**Directive**:
Return all lines that include the string "documental".

**The input**:

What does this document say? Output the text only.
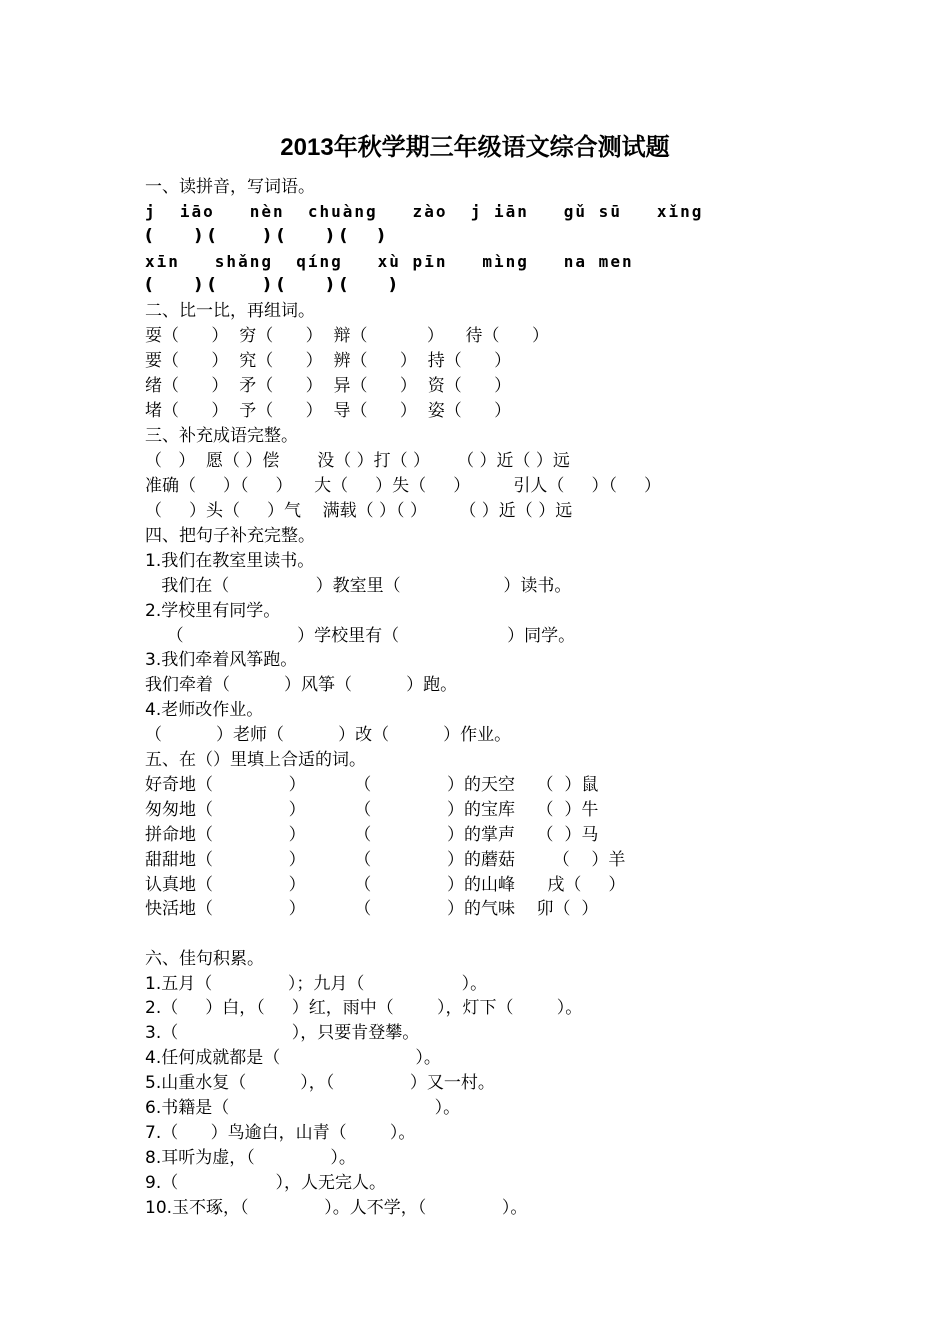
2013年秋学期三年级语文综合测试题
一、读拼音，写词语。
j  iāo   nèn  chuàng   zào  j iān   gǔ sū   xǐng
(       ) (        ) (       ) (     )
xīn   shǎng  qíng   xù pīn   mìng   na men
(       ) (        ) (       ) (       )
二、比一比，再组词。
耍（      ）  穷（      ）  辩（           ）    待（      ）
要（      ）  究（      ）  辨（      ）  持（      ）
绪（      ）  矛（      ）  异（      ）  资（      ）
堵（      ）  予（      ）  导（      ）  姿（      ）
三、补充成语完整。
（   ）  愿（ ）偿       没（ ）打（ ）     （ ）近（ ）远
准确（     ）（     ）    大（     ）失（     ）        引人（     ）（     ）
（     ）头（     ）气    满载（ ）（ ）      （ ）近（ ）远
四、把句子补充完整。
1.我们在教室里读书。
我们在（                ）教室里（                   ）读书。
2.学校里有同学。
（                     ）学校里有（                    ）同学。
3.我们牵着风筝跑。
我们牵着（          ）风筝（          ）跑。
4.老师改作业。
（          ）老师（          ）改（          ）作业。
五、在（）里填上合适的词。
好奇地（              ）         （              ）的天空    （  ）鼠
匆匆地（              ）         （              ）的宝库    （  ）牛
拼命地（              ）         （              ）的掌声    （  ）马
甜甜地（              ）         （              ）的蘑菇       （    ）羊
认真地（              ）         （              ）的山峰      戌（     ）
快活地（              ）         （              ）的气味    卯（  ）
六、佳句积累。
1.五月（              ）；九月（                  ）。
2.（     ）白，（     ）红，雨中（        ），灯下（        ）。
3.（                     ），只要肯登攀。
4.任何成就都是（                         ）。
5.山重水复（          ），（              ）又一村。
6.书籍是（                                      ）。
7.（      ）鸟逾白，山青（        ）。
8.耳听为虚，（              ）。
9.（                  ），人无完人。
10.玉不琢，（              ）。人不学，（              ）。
---
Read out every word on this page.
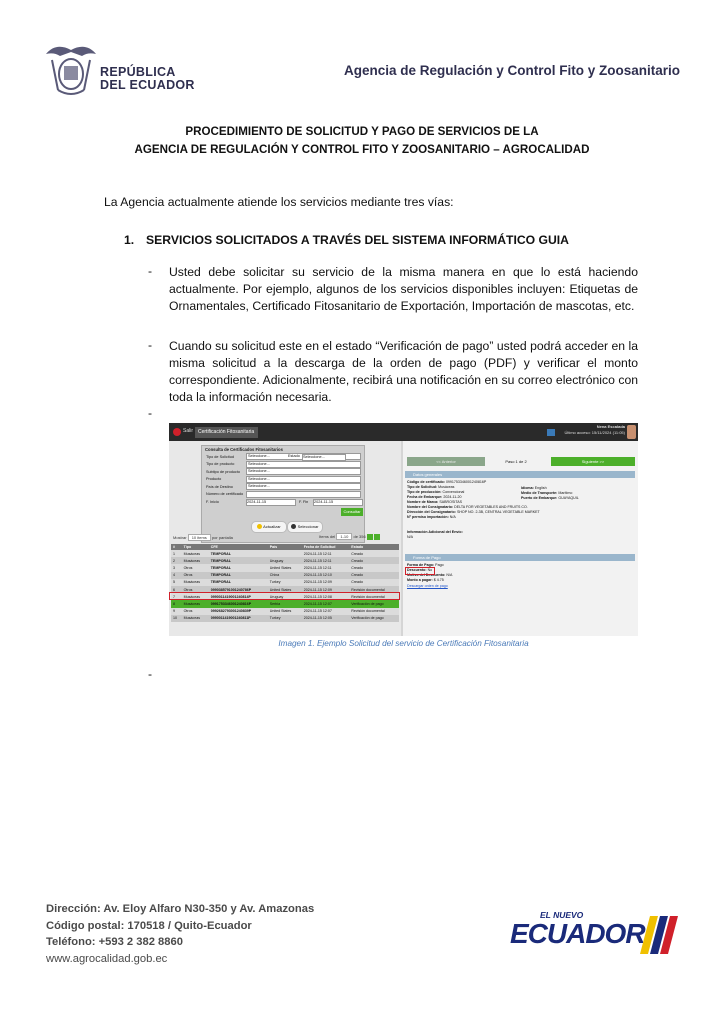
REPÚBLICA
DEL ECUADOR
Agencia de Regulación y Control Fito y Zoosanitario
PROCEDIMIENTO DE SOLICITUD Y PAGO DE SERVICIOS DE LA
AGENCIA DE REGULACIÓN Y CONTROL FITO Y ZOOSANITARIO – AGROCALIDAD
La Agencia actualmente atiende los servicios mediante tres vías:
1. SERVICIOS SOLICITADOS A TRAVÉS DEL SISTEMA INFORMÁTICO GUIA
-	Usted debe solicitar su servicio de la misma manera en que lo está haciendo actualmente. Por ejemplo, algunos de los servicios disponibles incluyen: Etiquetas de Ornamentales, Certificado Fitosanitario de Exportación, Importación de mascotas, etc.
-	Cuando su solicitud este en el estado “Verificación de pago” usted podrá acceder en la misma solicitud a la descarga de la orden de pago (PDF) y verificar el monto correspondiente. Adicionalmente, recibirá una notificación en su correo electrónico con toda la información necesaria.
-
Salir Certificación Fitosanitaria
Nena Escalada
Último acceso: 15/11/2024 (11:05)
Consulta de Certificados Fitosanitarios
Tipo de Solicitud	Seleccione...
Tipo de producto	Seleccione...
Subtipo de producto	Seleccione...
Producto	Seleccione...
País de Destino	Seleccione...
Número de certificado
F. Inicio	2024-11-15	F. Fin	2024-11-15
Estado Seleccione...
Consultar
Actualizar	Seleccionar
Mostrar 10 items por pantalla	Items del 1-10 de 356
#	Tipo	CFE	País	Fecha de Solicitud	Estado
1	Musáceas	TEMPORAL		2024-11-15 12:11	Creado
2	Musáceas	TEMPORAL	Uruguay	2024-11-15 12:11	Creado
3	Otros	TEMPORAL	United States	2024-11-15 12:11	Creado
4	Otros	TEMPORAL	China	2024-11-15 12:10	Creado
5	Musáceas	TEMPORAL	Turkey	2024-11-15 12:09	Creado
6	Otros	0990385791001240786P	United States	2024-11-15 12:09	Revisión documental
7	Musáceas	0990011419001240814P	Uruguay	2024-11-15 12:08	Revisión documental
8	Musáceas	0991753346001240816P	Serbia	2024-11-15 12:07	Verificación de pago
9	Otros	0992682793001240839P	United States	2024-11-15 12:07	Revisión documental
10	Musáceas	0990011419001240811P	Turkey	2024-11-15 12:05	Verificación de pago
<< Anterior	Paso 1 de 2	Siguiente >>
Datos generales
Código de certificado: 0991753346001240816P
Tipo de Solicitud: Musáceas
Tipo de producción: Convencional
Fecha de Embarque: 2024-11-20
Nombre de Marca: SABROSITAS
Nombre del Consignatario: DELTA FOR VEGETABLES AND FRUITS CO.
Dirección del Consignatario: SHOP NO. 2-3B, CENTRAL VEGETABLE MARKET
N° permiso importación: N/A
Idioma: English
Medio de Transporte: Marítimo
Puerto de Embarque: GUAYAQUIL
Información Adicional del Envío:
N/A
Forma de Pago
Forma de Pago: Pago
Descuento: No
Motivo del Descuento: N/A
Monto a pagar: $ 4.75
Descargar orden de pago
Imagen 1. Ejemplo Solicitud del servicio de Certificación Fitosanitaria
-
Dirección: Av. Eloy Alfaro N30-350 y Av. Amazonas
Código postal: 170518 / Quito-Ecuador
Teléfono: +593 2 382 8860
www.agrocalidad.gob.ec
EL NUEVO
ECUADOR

**Answer for this exercise**:
6	Otros	0990385791001240786P	United States	2024-11-15 12:09	Revisión documental
7	Musáceas	0990011419001240814P	Uruguay	2024-11-15 12:08	Revisión documental
9	Otros	0992682793001240839P	United States	2024-11-15 12:07	Revisión documental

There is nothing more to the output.